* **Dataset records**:
▼▼▼

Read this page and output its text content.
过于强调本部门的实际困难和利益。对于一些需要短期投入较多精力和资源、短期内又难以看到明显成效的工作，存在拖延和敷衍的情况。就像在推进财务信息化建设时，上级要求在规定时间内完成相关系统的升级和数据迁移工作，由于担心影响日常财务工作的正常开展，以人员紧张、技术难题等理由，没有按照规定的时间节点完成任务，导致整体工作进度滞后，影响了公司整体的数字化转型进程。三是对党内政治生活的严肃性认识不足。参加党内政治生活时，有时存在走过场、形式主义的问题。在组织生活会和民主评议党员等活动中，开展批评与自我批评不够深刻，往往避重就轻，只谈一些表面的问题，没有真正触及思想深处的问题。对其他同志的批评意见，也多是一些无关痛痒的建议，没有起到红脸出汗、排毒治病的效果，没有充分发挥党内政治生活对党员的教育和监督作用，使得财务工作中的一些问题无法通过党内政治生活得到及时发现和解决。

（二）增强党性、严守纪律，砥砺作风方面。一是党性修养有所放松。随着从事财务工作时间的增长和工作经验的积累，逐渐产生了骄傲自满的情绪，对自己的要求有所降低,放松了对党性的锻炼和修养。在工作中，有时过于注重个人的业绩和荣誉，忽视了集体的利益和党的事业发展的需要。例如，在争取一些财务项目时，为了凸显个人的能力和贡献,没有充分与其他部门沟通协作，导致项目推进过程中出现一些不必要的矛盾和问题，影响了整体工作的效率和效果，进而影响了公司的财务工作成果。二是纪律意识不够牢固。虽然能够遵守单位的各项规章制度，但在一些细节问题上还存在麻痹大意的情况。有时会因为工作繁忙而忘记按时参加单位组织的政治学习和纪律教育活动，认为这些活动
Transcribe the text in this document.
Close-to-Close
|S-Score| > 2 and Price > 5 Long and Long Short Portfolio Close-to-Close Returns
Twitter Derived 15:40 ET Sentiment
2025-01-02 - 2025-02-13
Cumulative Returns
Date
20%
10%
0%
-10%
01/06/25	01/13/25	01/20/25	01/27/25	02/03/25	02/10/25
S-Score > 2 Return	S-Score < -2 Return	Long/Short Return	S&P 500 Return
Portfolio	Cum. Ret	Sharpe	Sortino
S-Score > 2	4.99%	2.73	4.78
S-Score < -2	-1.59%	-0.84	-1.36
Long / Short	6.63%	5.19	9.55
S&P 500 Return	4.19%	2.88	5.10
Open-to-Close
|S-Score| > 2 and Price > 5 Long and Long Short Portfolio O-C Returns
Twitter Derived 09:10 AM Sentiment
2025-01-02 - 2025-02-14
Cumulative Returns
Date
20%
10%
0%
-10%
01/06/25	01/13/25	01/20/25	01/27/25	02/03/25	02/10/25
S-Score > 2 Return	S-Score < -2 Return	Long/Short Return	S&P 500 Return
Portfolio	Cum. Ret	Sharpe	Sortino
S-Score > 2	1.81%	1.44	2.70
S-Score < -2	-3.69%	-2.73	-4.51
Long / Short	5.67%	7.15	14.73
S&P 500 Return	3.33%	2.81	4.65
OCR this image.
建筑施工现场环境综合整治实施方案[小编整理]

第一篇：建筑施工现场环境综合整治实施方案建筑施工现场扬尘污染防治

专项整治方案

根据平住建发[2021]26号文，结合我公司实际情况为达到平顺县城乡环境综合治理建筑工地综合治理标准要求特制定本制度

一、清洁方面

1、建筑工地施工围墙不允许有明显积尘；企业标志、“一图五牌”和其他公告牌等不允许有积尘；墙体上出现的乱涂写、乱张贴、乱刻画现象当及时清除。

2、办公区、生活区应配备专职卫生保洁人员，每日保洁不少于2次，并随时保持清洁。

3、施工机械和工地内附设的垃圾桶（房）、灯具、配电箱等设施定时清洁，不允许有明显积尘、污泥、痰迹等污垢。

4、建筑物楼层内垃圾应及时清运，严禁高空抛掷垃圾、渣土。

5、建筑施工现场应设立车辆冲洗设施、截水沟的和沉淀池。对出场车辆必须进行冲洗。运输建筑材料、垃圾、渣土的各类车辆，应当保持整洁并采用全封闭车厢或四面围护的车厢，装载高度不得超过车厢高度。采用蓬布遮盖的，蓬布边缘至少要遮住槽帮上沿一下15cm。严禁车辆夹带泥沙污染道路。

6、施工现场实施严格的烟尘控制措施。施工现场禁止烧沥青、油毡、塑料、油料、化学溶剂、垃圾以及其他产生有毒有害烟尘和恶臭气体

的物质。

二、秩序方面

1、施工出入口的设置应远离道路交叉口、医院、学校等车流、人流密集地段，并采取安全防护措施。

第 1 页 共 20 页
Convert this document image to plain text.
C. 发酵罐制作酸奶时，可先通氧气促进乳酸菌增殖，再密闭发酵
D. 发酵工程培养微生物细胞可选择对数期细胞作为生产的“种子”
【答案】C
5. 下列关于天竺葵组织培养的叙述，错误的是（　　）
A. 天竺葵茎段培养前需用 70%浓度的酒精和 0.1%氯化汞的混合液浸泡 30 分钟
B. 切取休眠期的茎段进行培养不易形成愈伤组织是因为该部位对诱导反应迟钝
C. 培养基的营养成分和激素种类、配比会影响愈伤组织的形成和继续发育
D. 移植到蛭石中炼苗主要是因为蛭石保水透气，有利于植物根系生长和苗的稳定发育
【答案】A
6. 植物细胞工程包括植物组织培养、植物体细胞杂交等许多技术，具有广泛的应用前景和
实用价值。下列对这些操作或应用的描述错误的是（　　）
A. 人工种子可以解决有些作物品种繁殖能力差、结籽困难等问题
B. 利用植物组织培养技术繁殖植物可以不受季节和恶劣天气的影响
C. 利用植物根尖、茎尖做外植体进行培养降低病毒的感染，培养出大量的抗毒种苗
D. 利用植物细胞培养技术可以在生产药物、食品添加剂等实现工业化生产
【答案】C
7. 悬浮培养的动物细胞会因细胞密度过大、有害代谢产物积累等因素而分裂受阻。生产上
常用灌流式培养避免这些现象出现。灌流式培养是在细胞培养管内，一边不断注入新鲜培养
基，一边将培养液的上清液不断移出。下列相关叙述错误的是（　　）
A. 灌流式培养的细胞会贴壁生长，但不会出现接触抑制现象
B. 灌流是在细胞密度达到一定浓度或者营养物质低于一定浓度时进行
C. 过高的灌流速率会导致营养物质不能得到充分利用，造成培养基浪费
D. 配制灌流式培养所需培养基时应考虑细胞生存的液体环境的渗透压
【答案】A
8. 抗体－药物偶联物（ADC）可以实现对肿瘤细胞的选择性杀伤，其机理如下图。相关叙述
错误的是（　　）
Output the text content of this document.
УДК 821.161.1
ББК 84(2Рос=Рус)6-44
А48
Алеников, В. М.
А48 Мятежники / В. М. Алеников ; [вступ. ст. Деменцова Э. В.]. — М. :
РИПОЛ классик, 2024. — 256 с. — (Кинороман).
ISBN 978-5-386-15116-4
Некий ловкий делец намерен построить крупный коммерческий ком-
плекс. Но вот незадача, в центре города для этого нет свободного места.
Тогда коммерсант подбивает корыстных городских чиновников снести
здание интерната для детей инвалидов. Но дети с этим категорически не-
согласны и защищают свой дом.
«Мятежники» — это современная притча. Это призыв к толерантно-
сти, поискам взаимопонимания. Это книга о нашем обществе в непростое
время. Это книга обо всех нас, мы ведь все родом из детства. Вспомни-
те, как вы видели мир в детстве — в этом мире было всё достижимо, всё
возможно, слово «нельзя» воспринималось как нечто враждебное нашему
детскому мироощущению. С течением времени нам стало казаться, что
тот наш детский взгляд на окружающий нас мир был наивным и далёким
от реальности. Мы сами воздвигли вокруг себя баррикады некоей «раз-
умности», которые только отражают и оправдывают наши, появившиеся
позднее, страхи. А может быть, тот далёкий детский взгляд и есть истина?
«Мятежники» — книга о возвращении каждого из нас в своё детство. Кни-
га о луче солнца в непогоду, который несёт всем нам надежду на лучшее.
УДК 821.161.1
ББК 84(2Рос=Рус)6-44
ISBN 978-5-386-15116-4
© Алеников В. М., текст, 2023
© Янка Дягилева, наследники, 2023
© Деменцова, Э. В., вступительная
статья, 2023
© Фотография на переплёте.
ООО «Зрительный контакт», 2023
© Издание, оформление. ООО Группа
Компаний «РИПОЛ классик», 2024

▲▲▲

* **Exercise directions**: Using the data above, say how many lines include "Sentiment". No other reply is needed.

* **Result of the exercise**: 2